The request:
Reproduce each line of the material precisely.

Extracted entries:
____________________
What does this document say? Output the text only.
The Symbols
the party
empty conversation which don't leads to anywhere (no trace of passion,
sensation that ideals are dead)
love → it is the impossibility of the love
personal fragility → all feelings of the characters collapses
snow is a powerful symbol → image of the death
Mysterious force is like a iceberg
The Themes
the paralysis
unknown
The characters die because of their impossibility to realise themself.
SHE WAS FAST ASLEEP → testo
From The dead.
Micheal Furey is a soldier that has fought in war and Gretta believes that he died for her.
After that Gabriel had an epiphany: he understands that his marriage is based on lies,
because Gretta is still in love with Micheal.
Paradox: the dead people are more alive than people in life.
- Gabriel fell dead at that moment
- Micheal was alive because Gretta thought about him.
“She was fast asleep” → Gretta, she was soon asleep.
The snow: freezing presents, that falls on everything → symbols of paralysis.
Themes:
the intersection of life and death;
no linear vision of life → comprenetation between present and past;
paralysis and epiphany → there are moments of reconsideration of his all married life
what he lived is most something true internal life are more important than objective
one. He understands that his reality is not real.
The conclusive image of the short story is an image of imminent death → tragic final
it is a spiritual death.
____________________
Written response:
What does this document say? Output the text only.
The Symbols
the party
empty conversation which don't leads to anywhere (no trace of passion,
sensation that ideals are dead)
love → it is the impossibility of the love
personal fragility → all feelings of the characters collapses
snow is a powerful symbol → image of the death
Mysterious force is like a iceberg
The Themes
the paralysis
unknown
The characters die because of their impossibility to realise themself.
SHE WAS FAST ASLEEP → testo
From The dead.
Micheal Furey is a soldier that has fought in war and Gretta believes that he died for her.
After that Gabriel had an epiphany: he understands that his marriage is based on lies,
because Gretta is still in love with Micheal.
Paradox: the dead people are more alive than people in life.
- Gabriel fell dead at that moment
- Micheal was alive because Gretta thought about him.
“She was fast asleep” → Gretta, she was soon asleep.
The snow: freezing presents, that falls on everything → symbols of paralysis.
Themes:
the intersection of life and death;
no linear vision of life → comprenetation between present and past;
paralysis and epiphany → there are moments of reconsideration of his all married life
what he lived is most something true internal life are more important than objective
one. He understands that his reality is not real.
The conclusive image of the short story is an image of imminent death → tragic final
it is a spiritual death.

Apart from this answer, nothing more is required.